DATA SUPPLIED:
>> Begin

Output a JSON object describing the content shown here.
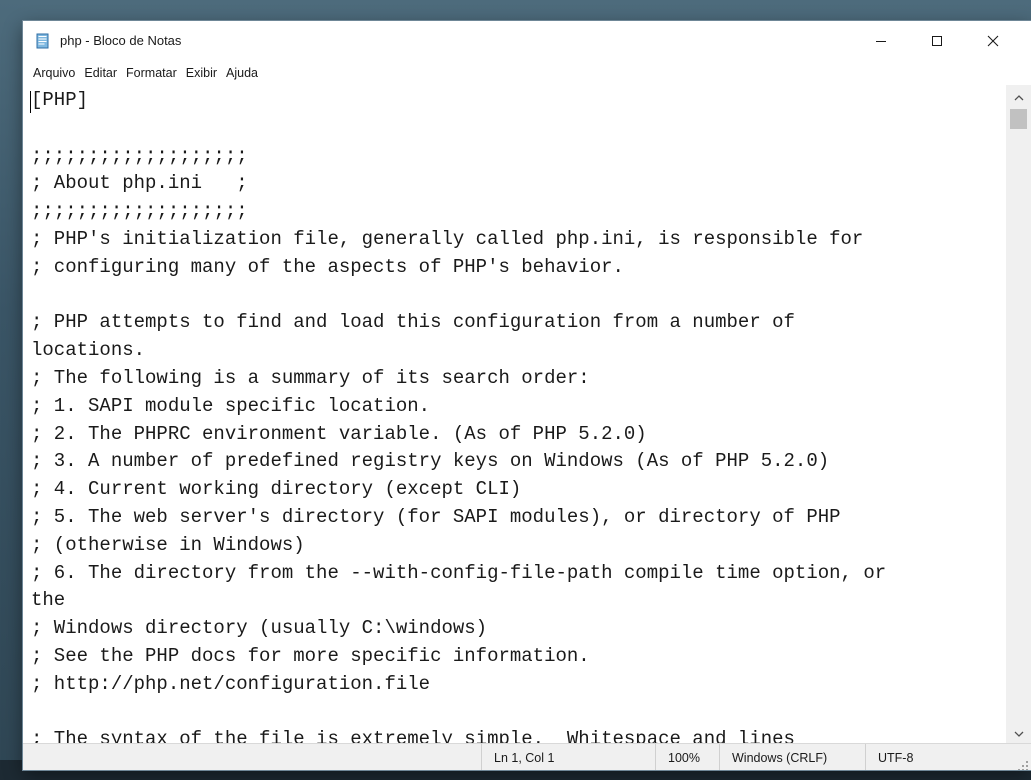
{
  "window": {
    "title": "php - Bloco de Notas",
    "app_icon": "notepad-icon"
  },
  "caption_buttons": {
    "minimize": "minimize-icon",
    "maximize": "maximize-icon",
    "close": "close-icon"
  },
  "menu": {
    "items": [
      "Arquivo",
      "Editar",
      "Formatar",
      "Exibir",
      "Ajuda"
    ]
  },
  "editor": {
    "lines": [
      "[PHP]",
      "",
      ";;;;;;;;;;;;;;;;;;;",
      "; About php.ini   ;",
      ";;;;;;;;;;;;;;;;;;;",
      "; PHP's initialization file, generally called php.ini, is responsible for",
      "; configuring many of the aspects of PHP's behavior.",
      "",
      "; PHP attempts to find and load this configuration from a number of",
      "locations.",
      "; The following is a summary of its search order:",
      "; 1. SAPI module specific location.",
      "; 2. The PHPRC environment variable. (As of PHP 5.2.0)",
      "; 3. A number of predefined registry keys on Windows (As of PHP 5.2.0)",
      "; 4. Current working directory (except CLI)",
      "; 5. The web server's directory (for SAPI modules), or directory of PHP",
      "; (otherwise in Windows)",
      "; 6. The directory from the --with-config-file-path compile time option, or",
      "the",
      "; Windows directory (usually C:\\windows)",
      "; See the PHP docs for more specific information.",
      "; http://php.net/configuration.file",
      "",
      "; The syntax of the file is extremely simple.  Whitespace and lines"
    ]
  },
  "status": {
    "position": "Ln 1, Col 1",
    "zoom": "100%",
    "line_ending": "Windows (CRLF)",
    "encoding": "UTF-8"
  },
  "colors": {
    "window_bg": "#ffffff",
    "statusbar_bg": "#f0f0f0",
    "text": "#1a1a1a",
    "scroll_thumb": "#c1c1c1"
  }
}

>> End

DIRECTIVE: Scan the material above. Copy each line where "file" occurs.

TASK RESULT:
      "; PHP's initialization file, generally called php.ini, is responsible for",
      "; 6. The directory from the --with-config-file-path compile time option, or",
      "; http://php.net/configuration.file",
      "; The syntax of the file is extremely simple.  Whitespace and lines"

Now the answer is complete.